STORED DATA:
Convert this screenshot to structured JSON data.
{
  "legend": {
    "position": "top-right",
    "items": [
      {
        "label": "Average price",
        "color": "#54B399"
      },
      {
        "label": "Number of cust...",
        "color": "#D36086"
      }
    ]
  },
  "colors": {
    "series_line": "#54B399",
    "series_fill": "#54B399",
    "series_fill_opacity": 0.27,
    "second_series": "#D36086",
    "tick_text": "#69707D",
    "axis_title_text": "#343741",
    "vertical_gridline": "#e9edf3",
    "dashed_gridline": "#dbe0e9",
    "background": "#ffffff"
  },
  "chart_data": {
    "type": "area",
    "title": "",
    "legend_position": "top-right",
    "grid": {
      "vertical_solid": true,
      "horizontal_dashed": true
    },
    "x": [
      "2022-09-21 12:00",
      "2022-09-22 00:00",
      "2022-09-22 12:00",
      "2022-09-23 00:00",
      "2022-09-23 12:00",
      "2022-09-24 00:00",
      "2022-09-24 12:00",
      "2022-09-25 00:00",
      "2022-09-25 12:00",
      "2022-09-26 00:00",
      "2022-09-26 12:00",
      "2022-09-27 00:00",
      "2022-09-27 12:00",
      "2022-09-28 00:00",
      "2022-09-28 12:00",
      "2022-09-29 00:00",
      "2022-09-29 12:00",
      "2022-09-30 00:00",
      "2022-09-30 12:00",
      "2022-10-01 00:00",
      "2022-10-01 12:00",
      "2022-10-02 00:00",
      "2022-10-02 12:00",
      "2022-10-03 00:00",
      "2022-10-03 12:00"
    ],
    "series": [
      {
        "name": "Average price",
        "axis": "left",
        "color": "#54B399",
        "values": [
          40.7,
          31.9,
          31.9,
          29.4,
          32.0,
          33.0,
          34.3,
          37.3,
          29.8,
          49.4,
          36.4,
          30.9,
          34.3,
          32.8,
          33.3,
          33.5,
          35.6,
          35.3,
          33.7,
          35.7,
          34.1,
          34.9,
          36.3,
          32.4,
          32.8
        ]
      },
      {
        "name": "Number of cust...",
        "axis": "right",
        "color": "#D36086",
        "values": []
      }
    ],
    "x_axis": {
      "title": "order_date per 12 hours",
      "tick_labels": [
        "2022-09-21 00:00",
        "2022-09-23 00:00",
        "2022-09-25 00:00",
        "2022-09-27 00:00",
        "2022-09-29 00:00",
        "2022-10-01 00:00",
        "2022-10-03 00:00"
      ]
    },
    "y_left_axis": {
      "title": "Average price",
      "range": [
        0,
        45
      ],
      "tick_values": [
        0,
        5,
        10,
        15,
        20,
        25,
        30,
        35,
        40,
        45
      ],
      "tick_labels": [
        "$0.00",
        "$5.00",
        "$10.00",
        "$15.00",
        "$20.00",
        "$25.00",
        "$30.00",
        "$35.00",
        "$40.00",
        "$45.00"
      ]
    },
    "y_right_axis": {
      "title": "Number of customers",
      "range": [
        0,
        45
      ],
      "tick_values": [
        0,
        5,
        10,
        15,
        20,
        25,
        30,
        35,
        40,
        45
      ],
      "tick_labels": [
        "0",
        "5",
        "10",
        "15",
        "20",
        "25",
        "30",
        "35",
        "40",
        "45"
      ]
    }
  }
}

WHAT IS NEEDED: All of the entries above should be written out again exactly.

TASK RESULT:
Convert this screenshot to structured JSON data.
{
  "legend": {
    "position": "top-right",
    "items": [
      {
        "label": "Average price",
        "color": "#54B399"
      },
      {
        "label": "Number of cust...",
        "color": "#D36086"
      }
    ]
  },
  "colors": {
    "series_line": "#54B399",
    "series_fill": "#54B399",
    "series_fill_opacity": 0.27,
    "second_series": "#D36086",
    "tick_text": "#69707D",
    "axis_title_text": "#343741",
    "vertical_gridline": "#e9edf3",
    "dashed_gridline": "#dbe0e9",
    "background": "#ffffff"
  },
  "chart_data": {
    "type": "area",
    "title": "",
    "legend_position": "top-right",
    "grid": {
      "vertical_solid": true,
      "horizontal_dashed": true
    },
    "x": [
      "2022-09-21 12:00",
      "2022-09-22 00:00",
      "2022-09-22 12:00",
      "2022-09-23 00:00",
      "2022-09-23 12:00",
      "2022-09-24 00:00",
      "2022-09-24 12:00",
      "2022-09-25 00:00",
      "2022-09-25 12:00",
      "2022-09-26 00:00",
      "2022-09-26 12:00",
      "2022-09-27 00:00",
      "2022-09-27 12:00",
      "2022-09-28 00:00",
      "2022-09-28 12:00",
      "2022-09-29 00:00",
      "2022-09-29 12:00",
      "2022-09-30 00:00",
      "2022-09-30 12:00",
      "2022-10-01 00:00",
      "2022-10-01 12:00",
      "2022-10-02 00:00",
      "2022-10-02 12:00",
      "2022-10-03 00:00",
      "2022-10-03 12:00"
    ],
    "series": [
      {
        "name": "Average price",
        "axis": "left",
        "color": "#54B399",
        "values": [
          40.7,
          31.9,
          31.9,
          29.4,
          32.0,
          33.0,
          34.3,
          37.3,
          29.8,
          49.4,
          36.4,
          30.9,
          34.3,
          32.8,
          33.3,
          33.5,
          35.6,
          35.3,
          33.7,
          35.7,
          34.1,
          34.9,
          36.3,
          32.4,
          32.8
        ]
      },
      {
        "name": "Number of cust...",
        "axis": "right",
        "color": "#D36086",
        "values": []
      }
    ],
    "x_axis": {
      "title": "order_date per 12 hours",
      "tick_labels": [
        "2022-09-21 00:00",
        "2022-09-23 00:00",
        "2022-09-25 00:00",
        "2022-09-27 00:00",
        "2022-09-29 00:00",
        "2022-10-01 00:00",
        "2022-10-03 00:00"
      ]
    },
    "y_left_axis": {
      "title": "Average price",
      "range": [
        0,
        45
      ],
      "tick_values": [
        0,
        5,
        10,
        15,
        20,
        25,
        30,
        35,
        40,
        45
      ],
      "tick_labels": [
        "$0.00",
        "$5.00",
        "$10.00",
        "$15.00",
        "$20.00",
        "$25.00",
        "$30.00",
        "$35.00",
        "$40.00",
        "$45.00"
      ]
    },
    "y_right_axis": {
      "title": "Number of customers",
      "range": [
        0,
        45
      ],
      "tick_values": [
        0,
        5,
        10,
        15,
        20,
        25,
        30,
        35,
        40,
        45
      ],
      "tick_labels": [
        "0",
        "5",
        "10",
        "15",
        "20",
        "25",
        "30",
        "35",
        "40",
        "45"
      ]
    }
  }
}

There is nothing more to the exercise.